[Data supplied]
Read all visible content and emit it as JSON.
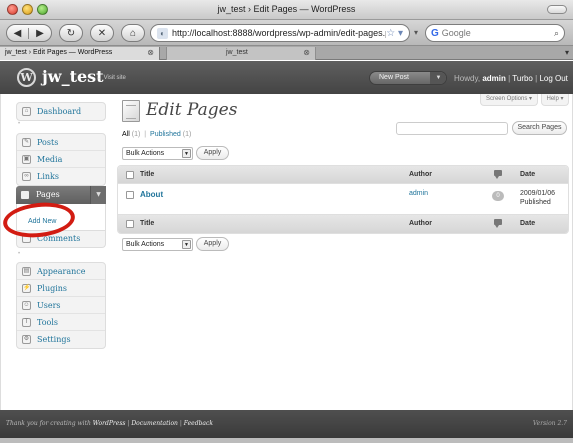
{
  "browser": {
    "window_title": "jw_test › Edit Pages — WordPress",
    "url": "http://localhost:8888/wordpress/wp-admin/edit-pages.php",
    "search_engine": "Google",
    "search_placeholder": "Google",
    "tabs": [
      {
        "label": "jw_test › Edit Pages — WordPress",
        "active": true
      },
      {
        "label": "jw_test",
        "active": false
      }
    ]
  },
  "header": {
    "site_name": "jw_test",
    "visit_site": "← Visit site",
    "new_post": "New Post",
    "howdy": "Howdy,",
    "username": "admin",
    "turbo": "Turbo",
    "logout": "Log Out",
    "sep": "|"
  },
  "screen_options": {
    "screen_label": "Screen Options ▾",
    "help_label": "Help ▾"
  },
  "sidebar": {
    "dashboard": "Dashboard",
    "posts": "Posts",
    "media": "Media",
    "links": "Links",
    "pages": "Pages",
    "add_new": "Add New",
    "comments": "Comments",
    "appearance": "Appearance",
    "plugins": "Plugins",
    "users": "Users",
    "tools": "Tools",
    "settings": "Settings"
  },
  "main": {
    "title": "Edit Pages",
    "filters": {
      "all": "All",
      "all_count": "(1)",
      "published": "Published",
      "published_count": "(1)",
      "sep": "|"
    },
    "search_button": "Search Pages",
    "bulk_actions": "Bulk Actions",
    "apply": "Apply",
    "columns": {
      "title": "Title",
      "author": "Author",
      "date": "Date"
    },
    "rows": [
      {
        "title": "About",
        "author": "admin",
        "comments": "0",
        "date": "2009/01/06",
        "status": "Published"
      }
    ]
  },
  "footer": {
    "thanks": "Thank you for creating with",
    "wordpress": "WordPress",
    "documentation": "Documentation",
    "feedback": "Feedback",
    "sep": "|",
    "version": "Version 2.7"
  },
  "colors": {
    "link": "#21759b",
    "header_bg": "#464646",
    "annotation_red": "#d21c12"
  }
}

[What you will do]
Print all of the records shown above exactly, leaving out each picture.

[Full solution]
Read all visible content and emit it as JSON.
{
  "browser": {
    "window_title": "jw_test › Edit Pages — WordPress",
    "url": "http://localhost:8888/wordpress/wp-admin/edit-pages.php",
    "search_engine": "Google",
    "search_placeholder": "Google",
    "tabs": [
      {
        "label": "jw_test › Edit Pages — WordPress",
        "active": true
      },
      {
        "label": "jw_test",
        "active": false
      }
    ]
  },
  "header": {
    "site_name": "jw_test",
    "visit_site": "← Visit site",
    "new_post": "New Post",
    "howdy": "Howdy,",
    "username": "admin",
    "turbo": "Turbo",
    "logout": "Log Out",
    "sep": "|"
  },
  "screen_options": {
    "screen_label": "Screen Options ▾",
    "help_label": "Help ▾"
  },
  "sidebar": {
    "dashboard": "Dashboard",
    "posts": "Posts",
    "media": "Media",
    "links": "Links",
    "pages": "Pages",
    "add_new": "Add New",
    "comments": "Comments",
    "appearance": "Appearance",
    "plugins": "Plugins",
    "users": "Users",
    "tools": "Tools",
    "settings": "Settings"
  },
  "main": {
    "title": "Edit Pages",
    "filters": {
      "all": "All",
      "all_count": "(1)",
      "published": "Published",
      "published_count": "(1)",
      "sep": "|"
    },
    "search_button": "Search Pages",
    "bulk_actions": "Bulk Actions",
    "apply": "Apply",
    "columns": {
      "title": "Title",
      "author": "Author",
      "date": "Date"
    },
    "rows": [
      {
        "title": "About",
        "author": "admin",
        "comments": "0",
        "date": "2009/01/06",
        "status": "Published"
      }
    ]
  },
  "footer": {
    "thanks": "Thank you for creating with",
    "wordpress": "WordPress",
    "documentation": "Documentation",
    "feedback": "Feedback",
    "sep": "|",
    "version": "Version 2.7"
  },
  "colors": {
    "link": "#21759b",
    "header_bg": "#464646",
    "annotation_red": "#d21c12"
  }
}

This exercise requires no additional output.